# Exercise directions
Lines holding the string "para" are the ones to copy; find them all in the data.

==================================================

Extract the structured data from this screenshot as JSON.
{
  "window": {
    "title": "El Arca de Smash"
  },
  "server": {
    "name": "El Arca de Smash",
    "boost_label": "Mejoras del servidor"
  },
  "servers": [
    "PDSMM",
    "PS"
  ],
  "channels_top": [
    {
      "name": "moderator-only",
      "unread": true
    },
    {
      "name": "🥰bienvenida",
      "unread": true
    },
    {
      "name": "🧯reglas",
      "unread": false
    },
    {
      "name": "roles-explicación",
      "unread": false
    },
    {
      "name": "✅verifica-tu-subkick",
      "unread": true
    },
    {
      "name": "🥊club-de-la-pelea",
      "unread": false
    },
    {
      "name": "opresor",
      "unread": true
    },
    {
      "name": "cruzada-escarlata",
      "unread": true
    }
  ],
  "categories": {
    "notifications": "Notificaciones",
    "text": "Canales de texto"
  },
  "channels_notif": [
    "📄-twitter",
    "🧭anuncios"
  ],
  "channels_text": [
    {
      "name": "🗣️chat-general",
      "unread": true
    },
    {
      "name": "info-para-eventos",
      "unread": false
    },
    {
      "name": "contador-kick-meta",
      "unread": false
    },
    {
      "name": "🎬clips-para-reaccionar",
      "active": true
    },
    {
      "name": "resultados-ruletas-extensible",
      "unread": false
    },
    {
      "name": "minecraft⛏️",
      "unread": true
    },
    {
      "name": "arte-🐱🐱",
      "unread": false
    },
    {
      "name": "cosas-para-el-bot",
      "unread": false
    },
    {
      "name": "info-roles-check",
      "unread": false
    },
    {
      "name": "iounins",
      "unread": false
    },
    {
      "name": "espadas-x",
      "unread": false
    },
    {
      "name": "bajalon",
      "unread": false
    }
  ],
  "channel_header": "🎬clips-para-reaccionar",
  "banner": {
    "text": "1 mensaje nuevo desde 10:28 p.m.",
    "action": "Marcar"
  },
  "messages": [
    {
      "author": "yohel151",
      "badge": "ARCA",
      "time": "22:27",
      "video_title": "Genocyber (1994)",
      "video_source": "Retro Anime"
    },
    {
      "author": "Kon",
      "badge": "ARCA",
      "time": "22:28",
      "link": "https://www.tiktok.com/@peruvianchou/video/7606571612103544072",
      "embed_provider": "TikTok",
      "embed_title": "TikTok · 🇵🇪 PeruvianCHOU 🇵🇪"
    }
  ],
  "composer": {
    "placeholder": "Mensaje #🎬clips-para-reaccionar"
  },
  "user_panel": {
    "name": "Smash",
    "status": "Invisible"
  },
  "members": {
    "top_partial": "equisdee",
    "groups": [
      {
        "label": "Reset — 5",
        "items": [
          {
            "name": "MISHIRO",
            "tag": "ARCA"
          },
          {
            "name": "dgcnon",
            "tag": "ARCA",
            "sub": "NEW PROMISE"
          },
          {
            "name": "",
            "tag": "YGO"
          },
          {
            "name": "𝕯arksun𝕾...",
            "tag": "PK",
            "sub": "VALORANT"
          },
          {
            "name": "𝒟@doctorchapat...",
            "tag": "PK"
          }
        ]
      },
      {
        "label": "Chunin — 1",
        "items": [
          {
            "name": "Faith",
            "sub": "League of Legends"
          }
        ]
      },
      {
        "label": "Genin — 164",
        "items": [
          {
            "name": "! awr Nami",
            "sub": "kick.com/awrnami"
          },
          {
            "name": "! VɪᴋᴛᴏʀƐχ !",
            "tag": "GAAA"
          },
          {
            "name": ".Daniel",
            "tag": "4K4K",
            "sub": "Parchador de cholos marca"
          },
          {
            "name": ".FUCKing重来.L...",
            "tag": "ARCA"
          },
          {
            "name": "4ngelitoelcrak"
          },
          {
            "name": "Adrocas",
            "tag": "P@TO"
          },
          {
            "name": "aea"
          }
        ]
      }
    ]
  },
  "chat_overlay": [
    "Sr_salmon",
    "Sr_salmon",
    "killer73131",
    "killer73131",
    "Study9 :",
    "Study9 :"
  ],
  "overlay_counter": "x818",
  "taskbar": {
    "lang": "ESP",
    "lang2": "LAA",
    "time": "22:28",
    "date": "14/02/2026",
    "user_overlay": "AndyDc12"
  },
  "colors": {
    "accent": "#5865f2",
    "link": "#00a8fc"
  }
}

==================================================

# Output of the exercise
      "name": "info-para-eventos",
      "name": "🎬clips-para-reaccionar",
      "name": "cosas-para-el-bot",
  "channel_header": "🎬clips-para-reaccionar",
    "placeholder": "Mensaje #🎬clips-para-reaccionar"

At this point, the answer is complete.